(Element position data)
------------------------------------------------
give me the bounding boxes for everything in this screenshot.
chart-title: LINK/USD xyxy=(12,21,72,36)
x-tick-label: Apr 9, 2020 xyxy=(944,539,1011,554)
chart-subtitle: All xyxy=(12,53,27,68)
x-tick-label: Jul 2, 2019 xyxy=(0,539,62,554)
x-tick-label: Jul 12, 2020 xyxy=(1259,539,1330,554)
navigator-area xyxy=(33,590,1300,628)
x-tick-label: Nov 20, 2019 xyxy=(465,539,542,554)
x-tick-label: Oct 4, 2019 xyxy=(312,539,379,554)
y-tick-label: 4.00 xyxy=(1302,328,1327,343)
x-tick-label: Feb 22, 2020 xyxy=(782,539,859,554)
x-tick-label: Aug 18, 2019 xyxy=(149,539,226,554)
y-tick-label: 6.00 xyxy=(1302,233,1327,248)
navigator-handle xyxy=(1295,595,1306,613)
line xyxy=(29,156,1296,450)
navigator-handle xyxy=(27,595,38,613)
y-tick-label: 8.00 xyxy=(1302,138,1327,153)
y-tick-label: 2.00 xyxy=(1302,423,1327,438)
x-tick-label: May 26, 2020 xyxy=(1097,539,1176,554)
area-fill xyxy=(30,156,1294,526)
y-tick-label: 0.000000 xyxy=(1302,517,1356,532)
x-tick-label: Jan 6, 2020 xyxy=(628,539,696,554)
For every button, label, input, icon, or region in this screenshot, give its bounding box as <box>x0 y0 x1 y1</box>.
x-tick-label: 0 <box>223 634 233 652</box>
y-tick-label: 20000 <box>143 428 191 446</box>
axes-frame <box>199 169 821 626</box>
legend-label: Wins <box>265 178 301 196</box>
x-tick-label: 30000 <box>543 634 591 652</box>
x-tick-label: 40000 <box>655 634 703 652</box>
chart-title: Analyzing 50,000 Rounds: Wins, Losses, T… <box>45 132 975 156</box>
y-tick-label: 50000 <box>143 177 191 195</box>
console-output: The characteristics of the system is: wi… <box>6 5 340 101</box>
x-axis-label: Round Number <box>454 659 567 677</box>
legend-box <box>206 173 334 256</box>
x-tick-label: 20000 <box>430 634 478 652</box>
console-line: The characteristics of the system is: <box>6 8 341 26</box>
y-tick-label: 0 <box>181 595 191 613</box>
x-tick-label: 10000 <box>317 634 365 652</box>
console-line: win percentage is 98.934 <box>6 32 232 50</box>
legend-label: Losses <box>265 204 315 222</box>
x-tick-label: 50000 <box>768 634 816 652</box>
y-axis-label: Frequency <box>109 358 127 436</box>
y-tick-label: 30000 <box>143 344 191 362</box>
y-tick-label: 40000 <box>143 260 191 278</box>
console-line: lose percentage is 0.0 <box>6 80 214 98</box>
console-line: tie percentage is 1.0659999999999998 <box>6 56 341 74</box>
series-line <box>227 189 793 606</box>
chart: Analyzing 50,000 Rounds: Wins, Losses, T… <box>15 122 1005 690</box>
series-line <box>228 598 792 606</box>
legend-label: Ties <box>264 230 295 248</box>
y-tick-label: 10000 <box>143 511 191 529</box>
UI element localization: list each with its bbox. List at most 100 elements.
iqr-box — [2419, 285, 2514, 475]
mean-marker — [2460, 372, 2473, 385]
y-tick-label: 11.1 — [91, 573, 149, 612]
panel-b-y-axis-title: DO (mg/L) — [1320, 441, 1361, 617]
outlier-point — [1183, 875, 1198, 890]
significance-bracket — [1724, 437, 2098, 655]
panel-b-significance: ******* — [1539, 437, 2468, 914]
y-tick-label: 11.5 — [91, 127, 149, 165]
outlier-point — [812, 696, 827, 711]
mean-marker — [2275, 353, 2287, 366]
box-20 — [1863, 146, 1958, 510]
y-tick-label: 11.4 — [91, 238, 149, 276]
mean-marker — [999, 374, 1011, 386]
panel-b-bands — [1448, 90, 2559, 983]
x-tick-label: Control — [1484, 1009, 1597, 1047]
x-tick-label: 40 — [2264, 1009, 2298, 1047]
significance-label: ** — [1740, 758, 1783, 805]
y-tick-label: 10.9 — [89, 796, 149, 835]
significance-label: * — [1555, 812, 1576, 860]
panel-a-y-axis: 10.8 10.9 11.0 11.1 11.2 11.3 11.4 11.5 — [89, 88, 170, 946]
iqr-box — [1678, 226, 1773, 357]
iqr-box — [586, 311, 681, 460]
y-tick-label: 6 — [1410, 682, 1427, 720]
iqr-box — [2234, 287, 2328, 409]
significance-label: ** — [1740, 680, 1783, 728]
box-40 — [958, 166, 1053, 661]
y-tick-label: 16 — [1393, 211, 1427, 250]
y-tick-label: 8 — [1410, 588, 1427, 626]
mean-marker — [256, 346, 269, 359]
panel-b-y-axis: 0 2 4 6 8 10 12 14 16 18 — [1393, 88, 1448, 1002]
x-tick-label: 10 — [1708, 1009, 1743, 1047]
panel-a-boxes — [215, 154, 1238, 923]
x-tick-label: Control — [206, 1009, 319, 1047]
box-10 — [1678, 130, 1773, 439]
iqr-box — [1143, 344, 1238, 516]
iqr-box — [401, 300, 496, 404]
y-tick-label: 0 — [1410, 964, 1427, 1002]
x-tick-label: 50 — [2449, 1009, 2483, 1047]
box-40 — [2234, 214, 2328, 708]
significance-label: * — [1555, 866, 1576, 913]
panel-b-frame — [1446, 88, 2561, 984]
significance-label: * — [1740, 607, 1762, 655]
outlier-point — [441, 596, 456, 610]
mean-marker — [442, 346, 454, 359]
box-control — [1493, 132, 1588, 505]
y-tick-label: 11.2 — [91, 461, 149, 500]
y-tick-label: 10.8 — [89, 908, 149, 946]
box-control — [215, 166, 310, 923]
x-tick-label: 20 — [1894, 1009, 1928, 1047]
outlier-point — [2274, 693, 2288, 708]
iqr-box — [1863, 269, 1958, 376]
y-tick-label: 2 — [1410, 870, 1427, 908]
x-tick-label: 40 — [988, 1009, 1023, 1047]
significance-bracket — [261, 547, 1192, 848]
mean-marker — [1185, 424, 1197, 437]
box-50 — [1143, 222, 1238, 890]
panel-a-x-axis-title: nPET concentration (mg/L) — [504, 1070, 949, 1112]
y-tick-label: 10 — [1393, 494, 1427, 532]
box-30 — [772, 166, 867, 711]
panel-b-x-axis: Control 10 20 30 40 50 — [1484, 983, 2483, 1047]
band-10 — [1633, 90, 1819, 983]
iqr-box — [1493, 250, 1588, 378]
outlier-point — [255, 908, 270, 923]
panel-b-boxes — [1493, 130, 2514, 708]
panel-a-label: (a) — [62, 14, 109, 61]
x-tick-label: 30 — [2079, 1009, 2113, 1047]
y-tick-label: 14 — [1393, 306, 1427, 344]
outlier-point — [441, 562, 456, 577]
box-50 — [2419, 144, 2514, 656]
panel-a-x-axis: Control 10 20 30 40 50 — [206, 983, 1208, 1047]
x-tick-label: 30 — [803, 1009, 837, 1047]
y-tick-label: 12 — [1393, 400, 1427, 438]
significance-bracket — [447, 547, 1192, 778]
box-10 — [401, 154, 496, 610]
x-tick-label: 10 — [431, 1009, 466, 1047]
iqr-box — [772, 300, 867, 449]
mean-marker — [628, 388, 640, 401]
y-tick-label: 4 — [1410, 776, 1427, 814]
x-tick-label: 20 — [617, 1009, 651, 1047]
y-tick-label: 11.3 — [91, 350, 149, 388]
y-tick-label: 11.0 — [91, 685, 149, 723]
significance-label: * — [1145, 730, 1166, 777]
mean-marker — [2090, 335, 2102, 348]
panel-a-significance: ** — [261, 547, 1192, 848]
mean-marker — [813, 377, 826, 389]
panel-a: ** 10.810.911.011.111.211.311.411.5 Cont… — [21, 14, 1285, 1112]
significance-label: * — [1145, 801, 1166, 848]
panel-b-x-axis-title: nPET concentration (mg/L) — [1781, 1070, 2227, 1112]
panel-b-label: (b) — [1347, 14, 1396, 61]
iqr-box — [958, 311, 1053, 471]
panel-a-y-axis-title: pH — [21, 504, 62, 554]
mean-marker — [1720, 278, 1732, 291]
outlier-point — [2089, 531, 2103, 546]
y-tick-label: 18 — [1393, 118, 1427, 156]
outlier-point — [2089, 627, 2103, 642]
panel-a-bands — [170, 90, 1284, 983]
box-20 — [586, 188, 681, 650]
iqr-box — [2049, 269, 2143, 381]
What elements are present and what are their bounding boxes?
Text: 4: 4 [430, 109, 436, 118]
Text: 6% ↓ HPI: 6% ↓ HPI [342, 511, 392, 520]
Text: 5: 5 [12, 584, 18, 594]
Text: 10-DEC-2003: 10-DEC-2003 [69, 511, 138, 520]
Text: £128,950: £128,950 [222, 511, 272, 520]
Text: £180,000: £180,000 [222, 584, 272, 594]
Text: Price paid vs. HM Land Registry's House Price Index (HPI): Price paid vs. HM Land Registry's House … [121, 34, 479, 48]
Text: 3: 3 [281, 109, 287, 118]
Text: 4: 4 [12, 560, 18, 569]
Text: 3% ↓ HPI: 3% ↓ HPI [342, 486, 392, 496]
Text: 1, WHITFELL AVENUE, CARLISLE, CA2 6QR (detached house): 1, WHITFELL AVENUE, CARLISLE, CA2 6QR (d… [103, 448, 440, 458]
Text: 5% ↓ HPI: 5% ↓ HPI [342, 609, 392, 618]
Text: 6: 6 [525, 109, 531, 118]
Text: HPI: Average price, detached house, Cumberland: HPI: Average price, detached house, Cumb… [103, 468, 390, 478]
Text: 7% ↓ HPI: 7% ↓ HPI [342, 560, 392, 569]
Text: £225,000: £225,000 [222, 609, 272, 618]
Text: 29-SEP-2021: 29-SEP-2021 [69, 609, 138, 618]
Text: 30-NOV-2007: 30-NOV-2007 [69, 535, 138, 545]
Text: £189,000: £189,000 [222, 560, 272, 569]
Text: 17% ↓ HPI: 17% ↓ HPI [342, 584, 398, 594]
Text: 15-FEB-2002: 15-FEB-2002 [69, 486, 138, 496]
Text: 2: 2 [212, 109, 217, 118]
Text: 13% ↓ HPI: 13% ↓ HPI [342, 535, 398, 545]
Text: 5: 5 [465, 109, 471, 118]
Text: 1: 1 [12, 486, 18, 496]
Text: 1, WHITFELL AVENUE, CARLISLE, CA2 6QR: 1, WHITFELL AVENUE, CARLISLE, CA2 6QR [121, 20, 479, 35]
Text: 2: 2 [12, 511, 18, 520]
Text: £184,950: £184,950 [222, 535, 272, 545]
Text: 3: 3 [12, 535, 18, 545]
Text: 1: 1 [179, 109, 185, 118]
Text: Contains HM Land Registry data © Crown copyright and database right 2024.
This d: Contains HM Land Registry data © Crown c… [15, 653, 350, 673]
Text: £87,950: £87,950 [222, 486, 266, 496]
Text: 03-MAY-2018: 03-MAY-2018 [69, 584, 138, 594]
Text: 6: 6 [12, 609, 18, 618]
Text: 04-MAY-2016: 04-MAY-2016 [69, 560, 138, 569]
------------------------------------------------
What to produce
Reproduce everything in the material from its first line down to the line containing "x-tick-label: Oct 4, 2019", including both ends, without any changes.

Complete response
give me the bounding boxes for everything in this screenshot.
chart-title: LINK/USD xyxy=(12,21,72,36)
x-tick-label: Apr 9, 2020 xyxy=(944,539,1011,554)
chart-subtitle: All xyxy=(12,53,27,68)
x-tick-label: Jul 2, 2019 xyxy=(0,539,62,554)
x-tick-label: Jul 12, 2020 xyxy=(1259,539,1330,554)
navigator-area xyxy=(33,590,1300,628)
x-tick-label: Nov 20, 2019 xyxy=(465,539,542,554)
x-tick-label: Oct 4, 2019 xyxy=(312,539,379,554)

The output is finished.